**To be done**.
In everything from the start of the records down to the line containing "The side rail 64 is at (724, 688).", change "perspective view" to "isometric view" and give those lines again with nothing else altered. Leave the pictures out of the answer.

**Records supplied**.
-- Start --
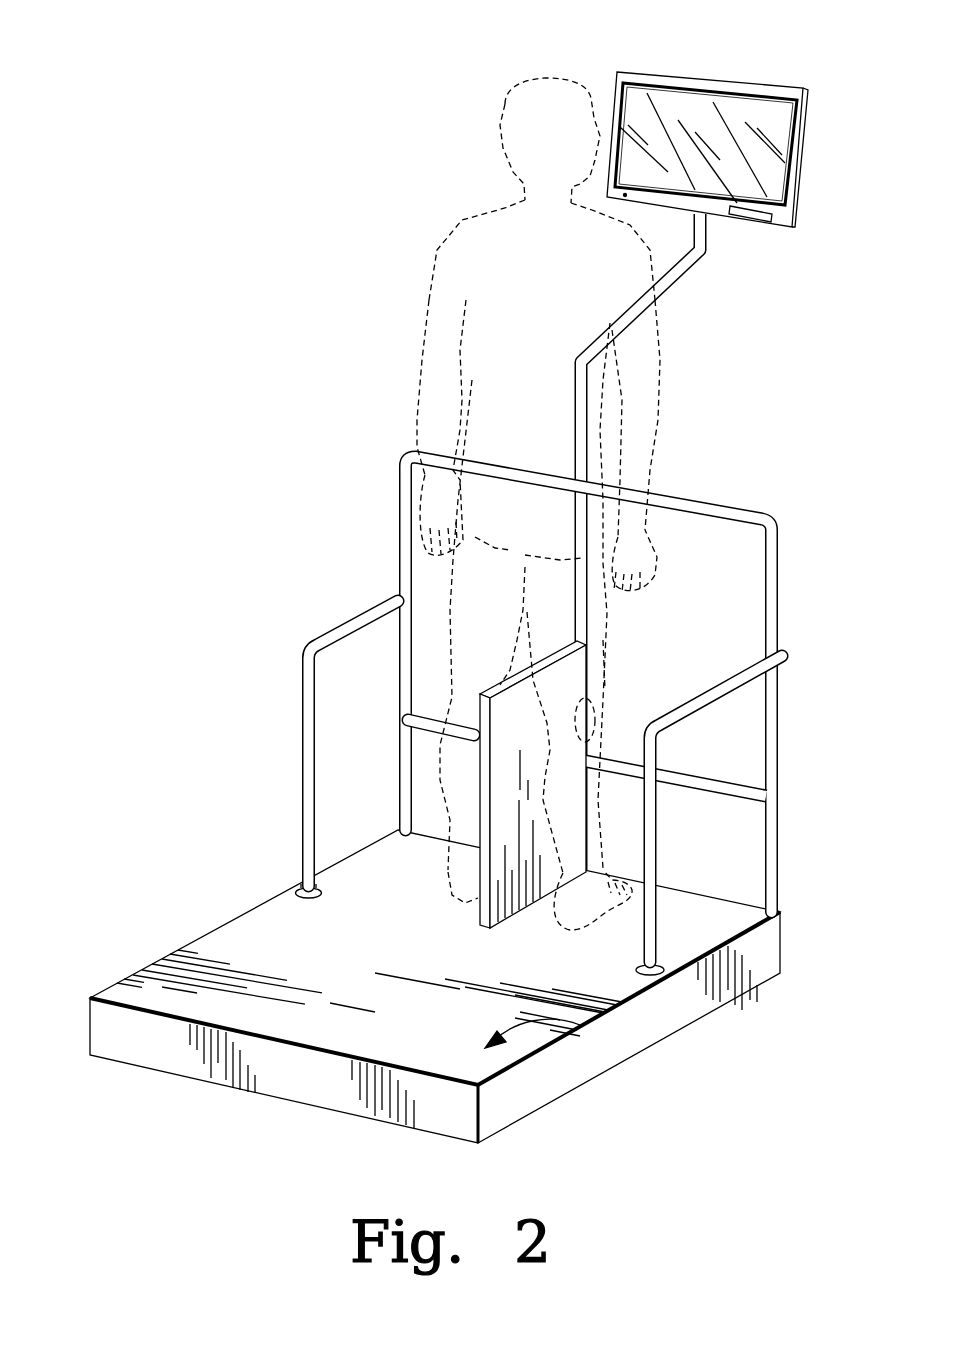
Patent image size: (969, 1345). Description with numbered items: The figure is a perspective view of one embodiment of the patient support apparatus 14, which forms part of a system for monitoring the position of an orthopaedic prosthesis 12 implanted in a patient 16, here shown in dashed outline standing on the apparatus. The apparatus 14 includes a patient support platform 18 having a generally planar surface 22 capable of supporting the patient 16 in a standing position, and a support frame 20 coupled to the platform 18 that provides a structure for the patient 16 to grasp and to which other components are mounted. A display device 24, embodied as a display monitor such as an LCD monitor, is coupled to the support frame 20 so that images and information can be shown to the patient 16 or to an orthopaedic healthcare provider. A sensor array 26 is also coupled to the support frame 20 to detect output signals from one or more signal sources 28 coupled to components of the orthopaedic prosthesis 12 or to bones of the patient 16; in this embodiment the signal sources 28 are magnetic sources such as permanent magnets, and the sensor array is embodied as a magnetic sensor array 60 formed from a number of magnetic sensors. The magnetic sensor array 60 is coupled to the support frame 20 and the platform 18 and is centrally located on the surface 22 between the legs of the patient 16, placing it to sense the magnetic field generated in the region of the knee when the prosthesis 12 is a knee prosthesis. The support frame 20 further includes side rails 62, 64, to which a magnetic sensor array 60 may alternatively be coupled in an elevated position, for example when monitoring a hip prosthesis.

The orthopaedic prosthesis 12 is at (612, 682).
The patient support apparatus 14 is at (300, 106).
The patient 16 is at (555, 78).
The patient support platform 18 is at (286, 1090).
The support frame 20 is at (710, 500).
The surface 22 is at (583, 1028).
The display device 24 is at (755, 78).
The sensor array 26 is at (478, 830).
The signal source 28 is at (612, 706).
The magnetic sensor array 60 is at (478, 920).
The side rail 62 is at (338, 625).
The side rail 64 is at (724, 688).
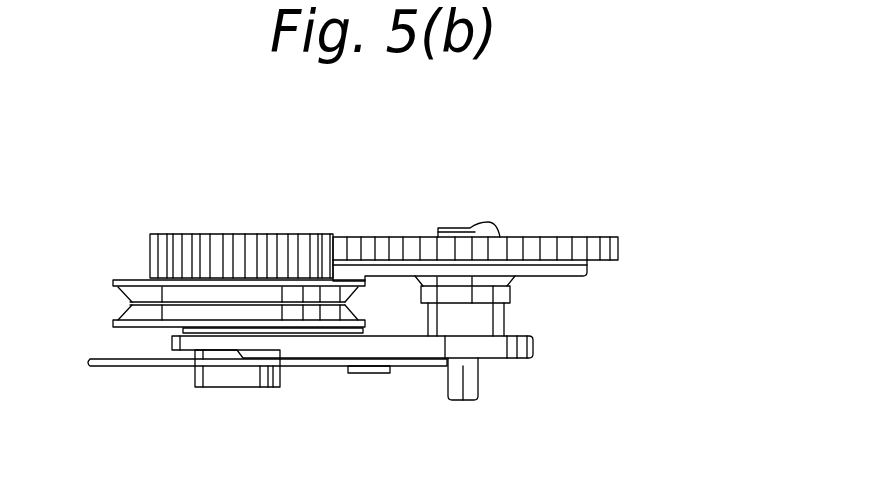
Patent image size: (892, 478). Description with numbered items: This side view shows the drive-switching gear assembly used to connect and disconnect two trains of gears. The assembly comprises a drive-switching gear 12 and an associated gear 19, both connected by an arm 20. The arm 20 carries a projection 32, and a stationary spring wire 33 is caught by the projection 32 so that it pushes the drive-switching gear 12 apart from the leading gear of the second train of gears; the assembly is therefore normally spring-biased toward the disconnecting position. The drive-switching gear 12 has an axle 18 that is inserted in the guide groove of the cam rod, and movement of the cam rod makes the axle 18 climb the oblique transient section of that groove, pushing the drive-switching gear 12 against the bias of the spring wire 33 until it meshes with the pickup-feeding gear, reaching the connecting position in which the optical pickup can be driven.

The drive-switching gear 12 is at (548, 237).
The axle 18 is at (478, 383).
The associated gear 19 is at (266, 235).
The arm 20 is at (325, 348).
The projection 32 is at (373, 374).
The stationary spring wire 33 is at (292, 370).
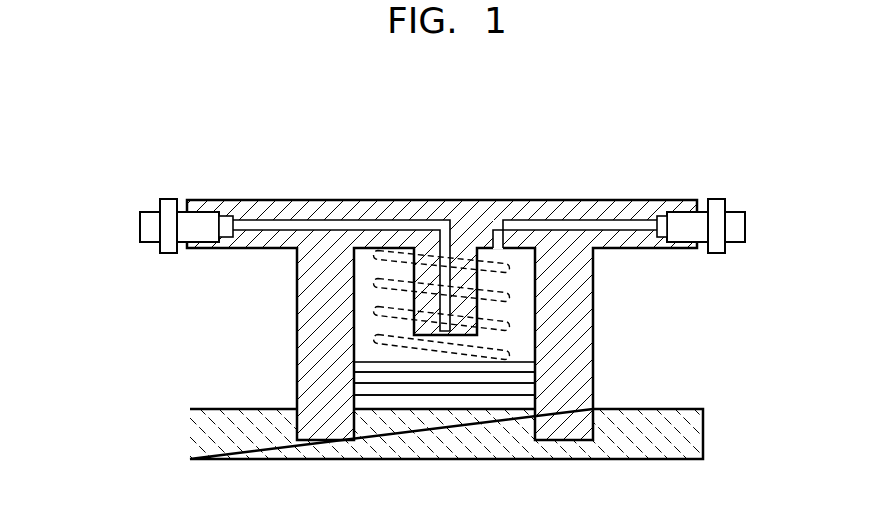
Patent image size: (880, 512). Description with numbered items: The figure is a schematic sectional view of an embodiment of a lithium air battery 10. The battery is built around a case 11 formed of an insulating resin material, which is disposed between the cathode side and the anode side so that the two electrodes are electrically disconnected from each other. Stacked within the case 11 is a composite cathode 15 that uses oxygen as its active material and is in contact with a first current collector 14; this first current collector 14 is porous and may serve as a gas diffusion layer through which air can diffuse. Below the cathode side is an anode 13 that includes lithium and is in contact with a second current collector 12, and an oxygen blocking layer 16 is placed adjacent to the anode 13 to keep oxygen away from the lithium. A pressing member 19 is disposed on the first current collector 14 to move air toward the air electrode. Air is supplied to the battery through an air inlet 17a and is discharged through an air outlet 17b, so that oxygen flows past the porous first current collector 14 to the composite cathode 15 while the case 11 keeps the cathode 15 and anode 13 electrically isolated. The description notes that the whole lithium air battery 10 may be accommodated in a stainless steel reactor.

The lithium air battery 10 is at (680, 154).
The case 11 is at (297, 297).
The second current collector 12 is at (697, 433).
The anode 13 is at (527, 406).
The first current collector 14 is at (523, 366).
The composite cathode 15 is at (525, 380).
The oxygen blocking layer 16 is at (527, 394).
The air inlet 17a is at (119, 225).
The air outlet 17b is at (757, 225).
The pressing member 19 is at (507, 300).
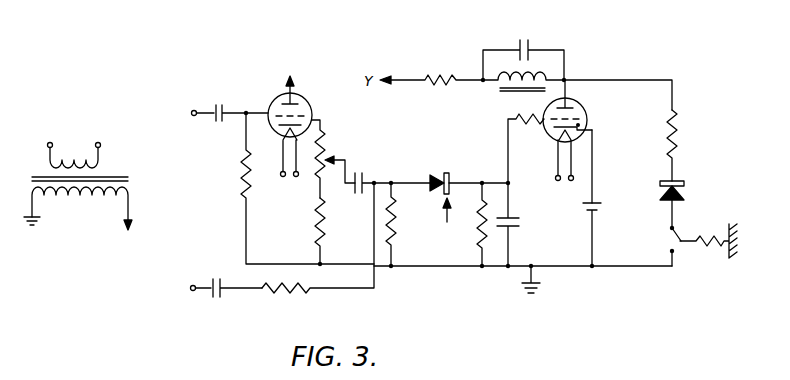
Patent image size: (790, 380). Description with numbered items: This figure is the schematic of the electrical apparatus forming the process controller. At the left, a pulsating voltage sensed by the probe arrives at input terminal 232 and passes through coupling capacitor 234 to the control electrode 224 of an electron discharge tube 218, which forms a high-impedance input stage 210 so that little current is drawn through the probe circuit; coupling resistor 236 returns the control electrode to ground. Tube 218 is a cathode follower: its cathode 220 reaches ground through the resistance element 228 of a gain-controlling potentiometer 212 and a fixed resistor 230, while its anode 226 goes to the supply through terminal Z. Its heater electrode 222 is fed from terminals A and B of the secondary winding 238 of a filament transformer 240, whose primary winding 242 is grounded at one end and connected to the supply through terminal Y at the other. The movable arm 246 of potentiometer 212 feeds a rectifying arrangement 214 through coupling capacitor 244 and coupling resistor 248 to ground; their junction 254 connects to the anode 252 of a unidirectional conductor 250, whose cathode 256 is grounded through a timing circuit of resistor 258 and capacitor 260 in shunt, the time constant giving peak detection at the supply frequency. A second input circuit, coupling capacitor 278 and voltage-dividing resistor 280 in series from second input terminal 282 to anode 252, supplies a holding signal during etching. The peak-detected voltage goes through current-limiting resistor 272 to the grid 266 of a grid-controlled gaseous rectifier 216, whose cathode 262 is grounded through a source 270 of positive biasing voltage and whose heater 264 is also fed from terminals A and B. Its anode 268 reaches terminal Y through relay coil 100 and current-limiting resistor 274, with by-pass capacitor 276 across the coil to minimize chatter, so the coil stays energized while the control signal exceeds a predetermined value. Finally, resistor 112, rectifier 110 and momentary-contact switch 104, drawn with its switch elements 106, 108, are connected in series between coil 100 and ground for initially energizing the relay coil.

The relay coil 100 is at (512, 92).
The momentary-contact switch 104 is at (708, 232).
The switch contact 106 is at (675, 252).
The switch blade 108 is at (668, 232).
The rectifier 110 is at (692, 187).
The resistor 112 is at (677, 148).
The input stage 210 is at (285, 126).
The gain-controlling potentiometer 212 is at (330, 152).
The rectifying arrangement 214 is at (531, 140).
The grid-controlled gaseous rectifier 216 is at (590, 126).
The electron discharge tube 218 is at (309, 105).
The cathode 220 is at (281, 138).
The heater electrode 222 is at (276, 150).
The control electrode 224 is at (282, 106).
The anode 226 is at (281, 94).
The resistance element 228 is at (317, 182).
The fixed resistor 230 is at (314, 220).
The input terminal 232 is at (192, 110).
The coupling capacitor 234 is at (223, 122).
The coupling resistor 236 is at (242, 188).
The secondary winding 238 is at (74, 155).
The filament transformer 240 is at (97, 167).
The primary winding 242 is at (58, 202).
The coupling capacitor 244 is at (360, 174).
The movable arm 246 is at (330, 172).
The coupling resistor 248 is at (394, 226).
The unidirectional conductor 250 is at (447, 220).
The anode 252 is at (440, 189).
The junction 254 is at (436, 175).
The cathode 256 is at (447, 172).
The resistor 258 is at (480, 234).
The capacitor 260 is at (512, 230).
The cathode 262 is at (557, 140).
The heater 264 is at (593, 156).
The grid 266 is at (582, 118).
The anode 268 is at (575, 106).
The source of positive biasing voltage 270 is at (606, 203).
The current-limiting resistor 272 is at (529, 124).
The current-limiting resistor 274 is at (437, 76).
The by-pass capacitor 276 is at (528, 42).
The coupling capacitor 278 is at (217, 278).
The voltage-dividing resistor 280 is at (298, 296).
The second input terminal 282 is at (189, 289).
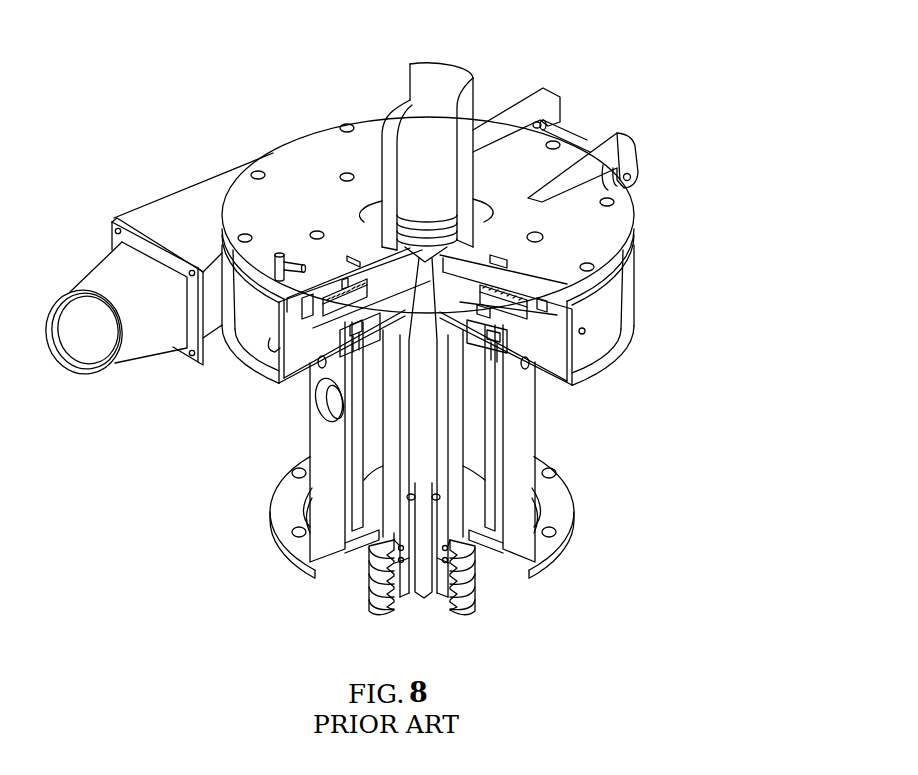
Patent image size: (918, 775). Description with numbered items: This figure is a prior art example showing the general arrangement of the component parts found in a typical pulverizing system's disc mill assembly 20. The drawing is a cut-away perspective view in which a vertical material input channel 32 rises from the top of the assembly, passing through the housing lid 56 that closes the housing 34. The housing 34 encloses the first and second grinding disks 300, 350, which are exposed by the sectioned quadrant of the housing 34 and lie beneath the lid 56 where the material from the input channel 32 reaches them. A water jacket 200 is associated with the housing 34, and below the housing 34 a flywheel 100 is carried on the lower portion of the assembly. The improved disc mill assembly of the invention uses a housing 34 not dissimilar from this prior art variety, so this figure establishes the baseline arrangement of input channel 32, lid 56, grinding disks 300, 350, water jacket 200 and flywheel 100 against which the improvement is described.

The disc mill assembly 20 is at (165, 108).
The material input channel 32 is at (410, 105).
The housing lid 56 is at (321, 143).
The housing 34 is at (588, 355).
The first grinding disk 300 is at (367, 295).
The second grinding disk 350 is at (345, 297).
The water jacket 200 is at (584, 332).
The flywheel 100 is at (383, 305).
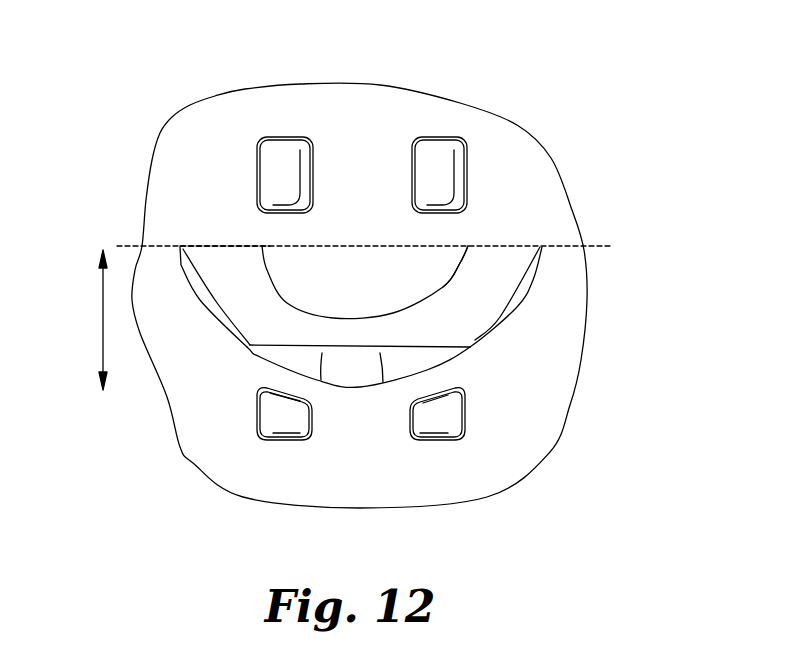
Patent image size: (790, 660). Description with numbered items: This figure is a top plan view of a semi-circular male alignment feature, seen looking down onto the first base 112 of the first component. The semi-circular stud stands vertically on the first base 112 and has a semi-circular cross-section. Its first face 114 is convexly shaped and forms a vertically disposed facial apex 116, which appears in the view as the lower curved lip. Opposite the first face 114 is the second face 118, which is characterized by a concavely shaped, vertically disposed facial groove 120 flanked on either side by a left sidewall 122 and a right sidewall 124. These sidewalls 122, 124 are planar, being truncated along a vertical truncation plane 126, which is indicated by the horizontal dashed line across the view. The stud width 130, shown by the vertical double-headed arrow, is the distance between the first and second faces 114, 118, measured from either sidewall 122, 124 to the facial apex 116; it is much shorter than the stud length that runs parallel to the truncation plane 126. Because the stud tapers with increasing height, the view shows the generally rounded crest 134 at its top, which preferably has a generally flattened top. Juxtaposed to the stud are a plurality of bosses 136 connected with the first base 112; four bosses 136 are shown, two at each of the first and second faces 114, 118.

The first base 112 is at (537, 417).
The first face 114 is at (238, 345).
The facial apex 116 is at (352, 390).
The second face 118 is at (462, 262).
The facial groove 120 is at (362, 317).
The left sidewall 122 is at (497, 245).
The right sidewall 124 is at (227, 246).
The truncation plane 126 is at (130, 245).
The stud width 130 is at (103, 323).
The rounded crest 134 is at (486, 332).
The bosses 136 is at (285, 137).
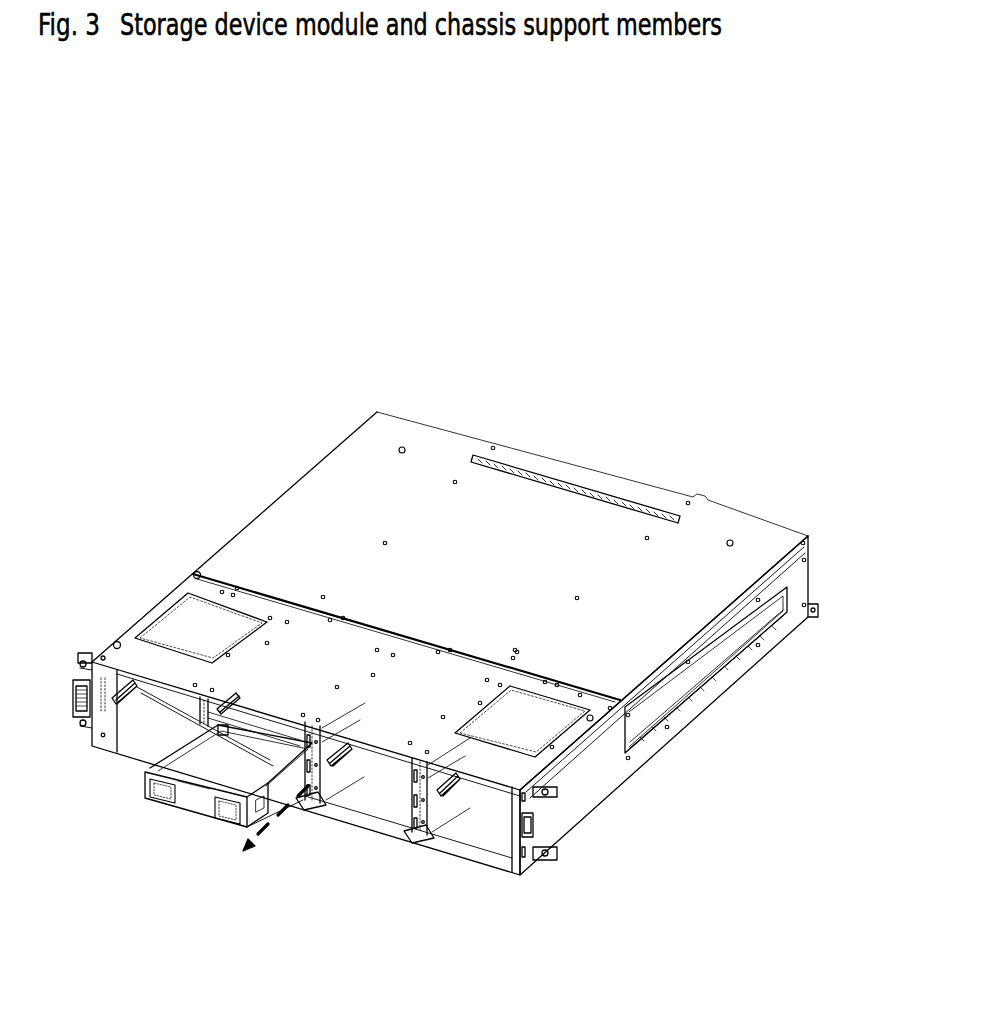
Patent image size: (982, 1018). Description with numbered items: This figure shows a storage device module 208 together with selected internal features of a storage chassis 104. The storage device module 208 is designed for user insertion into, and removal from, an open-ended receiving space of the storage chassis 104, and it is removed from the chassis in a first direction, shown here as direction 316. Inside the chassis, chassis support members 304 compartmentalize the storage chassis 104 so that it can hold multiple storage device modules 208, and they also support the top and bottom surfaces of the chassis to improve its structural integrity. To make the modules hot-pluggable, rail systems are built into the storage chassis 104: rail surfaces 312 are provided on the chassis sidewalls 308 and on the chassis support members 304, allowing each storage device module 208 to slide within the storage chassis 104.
-- End --
**Result of this task**.
Patent image size: (969, 1345). Description with numbered items: The figure is a isometric view of one embodiment of the patient support apparatus 14, which forms part of a system for monitoring the position of an orthopaedic prosthesis 12 implanted in a patient 16, here shown in dashed outline standing on the apparatus. The apparatus 14 includes a patient support platform 18 having a generally planar surface 22 capable of supporting the patient 16 in a standing position, and a support frame 20 coupled to the platform 18 that provides a structure for the patient 16 to grasp and to which other components are mounted. A display device 24, embodied as a display monitor such as an LCD monitor, is coupled to the support frame 20 so that images and information can be shown to the patient 16 or to an orthopaedic healthcare provider. A sensor array 26 is also coupled to the support frame 20 to detect output signals from one or more signal sources 28 coupled to components of the orthopaedic prosthesis 12 or to bones of the patient 16; in this embodiment the signal sources 28 are magnetic sources such as permanent magnets, and the sensor array is embodied as a magnetic sensor array 60 formed from a number of magnetic sensors. The magnetic sensor array 60 is coupled to the support frame 20 and the platform 18 and is centrally located on the surface 22 between the legs of the patient 16, placing it to sense the magnetic field generated in the region of the knee when the prosthesis 12 is a knee prosthesis. The support frame 20 further includes side rails 62, 64, to which a magnetic sensor array 60 may alternatively be coupled in an elevated position, for example when monitoring a hip prosthesis.

The orthopaedic prosthesis 12 is at (612, 682).
The patient support apparatus 14 is at (300, 106).
The patient 16 is at (555, 78).
The patient support platform 18 is at (286, 1090).
The support frame 20 is at (710, 500).
The surface 22 is at (583, 1028).
The display device 24 is at (755, 78).
The sensor array 26 is at (478, 830).
The signal source 28 is at (612, 706).
The magnetic sensor array 60 is at (478, 920).
The side rail 62 is at (338, 625).
The side rail 64 is at (724, 688).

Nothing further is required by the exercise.